Print the entries verbatim, leaving out the images they contain.

╭─ Record extracts

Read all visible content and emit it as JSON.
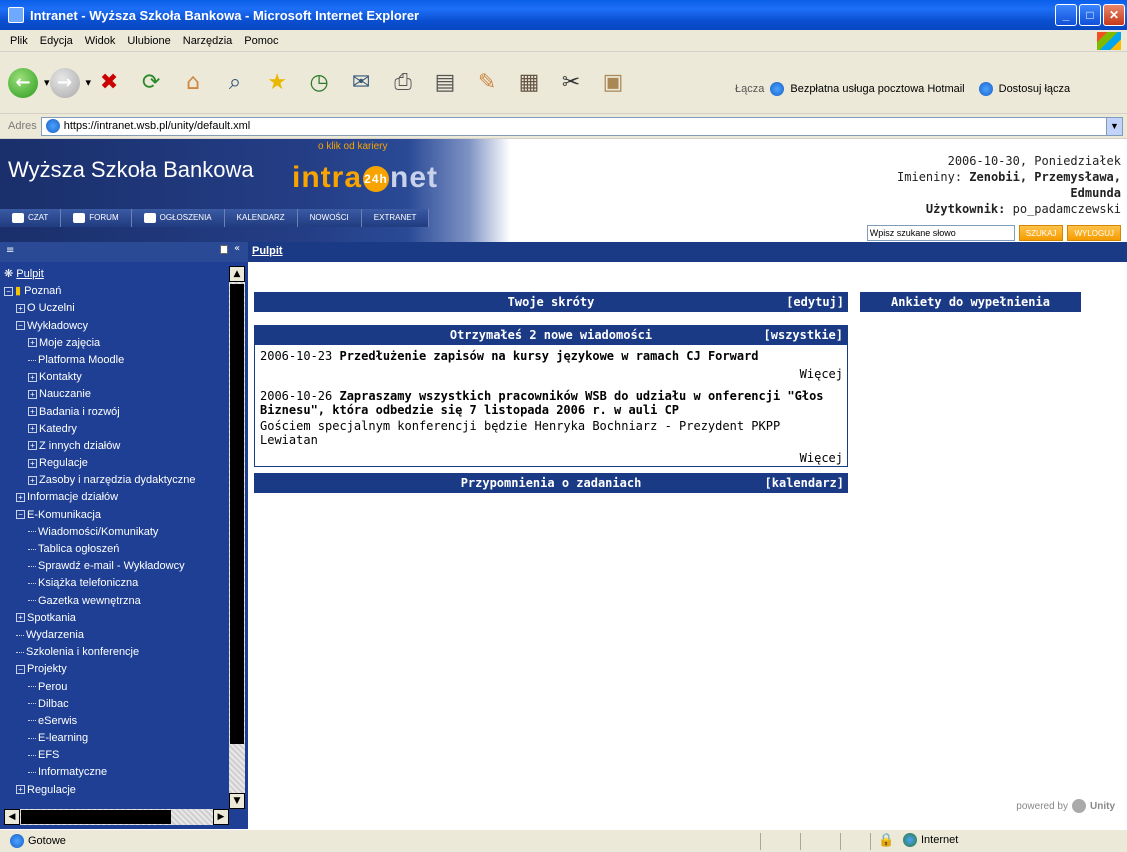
{
  "window": {
    "title": "Intranet - Wyższa Szkoła Bankowa - Microsoft Internet Explorer"
  },
  "menu": [
    "Plik",
    "Edycja",
    "Widok",
    "Ulubione",
    "Narzędzia",
    "Pomoc"
  ],
  "links_bar": {
    "label": "Łącza",
    "items": [
      "Bezpłatna usługa pocztowa Hotmail",
      "Dostosuj łącza"
    ]
  },
  "address": {
    "label": "Adres",
    "url": "https://intranet.wsb.pl/unity/default.xml"
  },
  "header": {
    "school": "Wyższa Szkoła Bankowa",
    "slogan": "o klik od kariery",
    "logo_left": "intra",
    "logo_badge": "24h",
    "logo_right": "net",
    "nav": [
      "CZAT",
      "FORUM",
      "OGŁOSZENIA",
      "KALENDARZ",
      "NOWOŚCI",
      "EXTRANET"
    ],
    "date_line": "2006-10-30, Poniedziałek",
    "nameday_label": "Imieniny:",
    "nameday_value": "Zenobii, Przemysława,",
    "nameday_value2": "Edmunda",
    "user_label": "Użytkownik:",
    "user_value": "po_padamczewski",
    "search_placeholder": "Wpisz szukane słowo",
    "search_button": "SZUKAJ",
    "logout_button": "WYLOGUJ"
  },
  "breadcrumb": "Pulpit",
  "sidebar": {
    "items": [
      {
        "label": "Pulpit",
        "level": 0,
        "mark": "root"
      },
      {
        "label": "Poznań",
        "level": 0,
        "mark": "minus"
      },
      {
        "label": "O Uczelni",
        "level": 1,
        "mark": "plus"
      },
      {
        "label": "Wykładowcy",
        "level": 1,
        "mark": "minus"
      },
      {
        "label": "Moje zajęcia",
        "level": 2,
        "mark": "plus"
      },
      {
        "label": "Platforma Moodle",
        "level": 2,
        "mark": "line"
      },
      {
        "label": "Kontakty",
        "level": 2,
        "mark": "plus"
      },
      {
        "label": "Nauczanie",
        "level": 2,
        "mark": "plus"
      },
      {
        "label": "Badania i rozwój",
        "level": 2,
        "mark": "plus"
      },
      {
        "label": "Katedry",
        "level": 2,
        "mark": "plus"
      },
      {
        "label": "Z innych działów",
        "level": 2,
        "mark": "plus"
      },
      {
        "label": "Regulacje",
        "level": 2,
        "mark": "plus"
      },
      {
        "label": "Zasoby i narzędzia dydaktyczne",
        "level": 2,
        "mark": "plus"
      },
      {
        "label": "Informacje działów",
        "level": 1,
        "mark": "plus"
      },
      {
        "label": "E-Komunikacja",
        "level": 1,
        "mark": "minus"
      },
      {
        "label": "Wiadomości/Komunikaty",
        "level": 2,
        "mark": "line"
      },
      {
        "label": "Tablica ogłoszeń",
        "level": 2,
        "mark": "line"
      },
      {
        "label": "Sprawdź e-mail - Wykładowcy",
        "level": 2,
        "mark": "line"
      },
      {
        "label": "Książka telefoniczna",
        "level": 2,
        "mark": "line"
      },
      {
        "label": "Gazetka wewnętrzna",
        "level": 2,
        "mark": "line"
      },
      {
        "label": "Spotkania",
        "level": 1,
        "mark": "plus"
      },
      {
        "label": "Wydarzenia",
        "level": 1,
        "mark": "line"
      },
      {
        "label": "Szkolenia i konferencje",
        "level": 1,
        "mark": "line"
      },
      {
        "label": "Projekty",
        "level": 1,
        "mark": "minus"
      },
      {
        "label": "Perou",
        "level": 2,
        "mark": "line"
      },
      {
        "label": "Dilbac",
        "level": 2,
        "mark": "line"
      },
      {
        "label": "eSerwis",
        "level": 2,
        "mark": "line"
      },
      {
        "label": "E-learning",
        "level": 2,
        "mark": "line"
      },
      {
        "label": "EFS",
        "level": 2,
        "mark": "line"
      },
      {
        "label": "Informatyczne",
        "level": 2,
        "mark": "line"
      },
      {
        "label": "Regulacje",
        "level": 1,
        "mark": "plus"
      }
    ]
  },
  "panels": {
    "shortcuts": {
      "title": "Twoje skróty",
      "action": "[edytuj]"
    },
    "surveys": {
      "title": "Ankiety do wypełnienia"
    },
    "messages": {
      "title": "Otrzymałeś 2 nowe wiadomości",
      "action": "[wszystkie]",
      "items": [
        {
          "date": "2006-10-23",
          "title": "Przedłużenie zapisów na kursy językowe w ramach CJ Forward",
          "body": "",
          "more": "Więcej"
        },
        {
          "date": "2006-10-26",
          "title": "Zapraszamy wszystkich pracowników WSB do udziału w onferencji \"Głos Biznesu\", która odbedzie się 7 listopada 2006 r. w auli CP",
          "body": "Gościem specjalnym konferencji będzie Henryka Bochniarz - Prezydent PKPP Lewiatan",
          "more": "Więcej"
        }
      ]
    },
    "reminders": {
      "title": "Przypomnienia o zadaniach",
      "action": "[kalendarz]"
    }
  },
  "powered_by": {
    "label": "powered by",
    "brand": "Unity"
  },
  "status": {
    "text": "Gotowe",
    "zone": "Internet"
  }
}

╰─

#### [Written reply]
Read all visible content and emit it as JSON.
{
  "window": {
    "title": "Intranet - Wyższa Szkoła Bankowa - Microsoft Internet Explorer"
  },
  "menu": [
    "Plik",
    "Edycja",
    "Widok",
    "Ulubione",
    "Narzędzia",
    "Pomoc"
  ],
  "links_bar": {
    "label": "Łącza",
    "items": [
      "Bezpłatna usługa pocztowa Hotmail",
      "Dostosuj łącza"
    ]
  },
  "address": {
    "label": "Adres",
    "url": "https://intranet.wsb.pl/unity/default.xml"
  },
  "header": {
    "school": "Wyższa Szkoła Bankowa",
    "slogan": "o klik od kariery",
    "logo_left": "intra",
    "logo_badge": "24h",
    "logo_right": "net",
    "nav": [
      "CZAT",
      "FORUM",
      "OGŁOSZENIA",
      "KALENDARZ",
      "NOWOŚCI",
      "EXTRANET"
    ],
    "date_line": "2006-10-30, Poniedziałek",
    "nameday_label": "Imieniny:",
    "nameday_value": "Zenobii, Przemysława,",
    "nameday_value2": "Edmunda",
    "user_label": "Użytkownik:",
    "user_value": "po_padamczewski",
    "search_placeholder": "Wpisz szukane słowo",
    "search_button": "SZUKAJ",
    "logout_button": "WYLOGUJ"
  },
  "breadcrumb": "Pulpit",
  "sidebar": {
    "items": [
      {
        "label": "Pulpit",
        "level": 0,
        "mark": "root"
      },
      {
        "label": "Poznań",
        "level": 0,
        "mark": "minus"
      },
      {
        "label": "O Uczelni",
        "level": 1,
        "mark": "plus"
      },
      {
        "label": "Wykładowcy",
        "level": 1,
        "mark": "minus"
      },
      {
        "label": "Moje zajęcia",
        "level": 2,
        "mark": "plus"
      },
      {
        "label": "Platforma Moodle",
        "level": 2,
        "mark": "line"
      },
      {
        "label": "Kontakty",
        "level": 2,
        "mark": "plus"
      },
      {
        "label": "Nauczanie",
        "level": 2,
        "mark": "plus"
      },
      {
        "label": "Badania i rozwój",
        "level": 2,
        "mark": "plus"
      },
      {
        "label": "Katedry",
        "level": 2,
        "mark": "plus"
      },
      {
        "label": "Z innych działów",
        "level": 2,
        "mark": "plus"
      },
      {
        "label": "Regulacje",
        "level": 2,
        "mark": "plus"
      },
      {
        "label": "Zasoby i narzędzia dydaktyczne",
        "level": 2,
        "mark": "plus"
      },
      {
        "label": "Informacje działów",
        "level": 1,
        "mark": "plus"
      },
      {
        "label": "E-Komunikacja",
        "level": 1,
        "mark": "minus"
      },
      {
        "label": "Wiadomości/Komunikaty",
        "level": 2,
        "mark": "line"
      },
      {
        "label": "Tablica ogłoszeń",
        "level": 2,
        "mark": "line"
      },
      {
        "label": "Sprawdź e-mail - Wykładowcy",
        "level": 2,
        "mark": "line"
      },
      {
        "label": "Książka telefoniczna",
        "level": 2,
        "mark": "line"
      },
      {
        "label": "Gazetka wewnętrzna",
        "level": 2,
        "mark": "line"
      },
      {
        "label": "Spotkania",
        "level": 1,
        "mark": "plus"
      },
      {
        "label": "Wydarzenia",
        "level": 1,
        "mark": "line"
      },
      {
        "label": "Szkolenia i konferencje",
        "level": 1,
        "mark": "line"
      },
      {
        "label": "Projekty",
        "level": 1,
        "mark": "minus"
      },
      {
        "label": "Perou",
        "level": 2,
        "mark": "line"
      },
      {
        "label": "Dilbac",
        "level": 2,
        "mark": "line"
      },
      {
        "label": "eSerwis",
        "level": 2,
        "mark": "line"
      },
      {
        "label": "E-learning",
        "level": 2,
        "mark": "line"
      },
      {
        "label": "EFS",
        "level": 2,
        "mark": "line"
      },
      {
        "label": "Informatyczne",
        "level": 2,
        "mark": "line"
      },
      {
        "label": "Regulacje",
        "level": 1,
        "mark": "plus"
      }
    ]
  },
  "panels": {
    "shortcuts": {
      "title": "Twoje skróty",
      "action": "[edytuj]"
    },
    "surveys": {
      "title": "Ankiety do wypełnienia"
    },
    "messages": {
      "title": "Otrzymałeś 2 nowe wiadomości",
      "action": "[wszystkie]",
      "items": [
        {
          "date": "2006-10-23",
          "title": "Przedłużenie zapisów na kursy językowe w ramach CJ Forward",
          "body": "",
          "more": "Więcej"
        },
        {
          "date": "2006-10-26",
          "title": "Zapraszamy wszystkich pracowników WSB do udziału w onferencji \"Głos Biznesu\", która odbedzie się 7 listopada 2006 r. w auli CP",
          "body": "Gościem specjalnym konferencji będzie Henryka Bochniarz - Prezydent PKPP Lewiatan",
          "more": "Więcej"
        }
      ]
    },
    "reminders": {
      "title": "Przypomnienia o zadaniach",
      "action": "[kalendarz]"
    }
  },
  "powered_by": {
    "label": "powered by",
    "brand": "Unity"
  },
  "status": {
    "text": "Gotowe",
    "zone": "Internet"
  }
}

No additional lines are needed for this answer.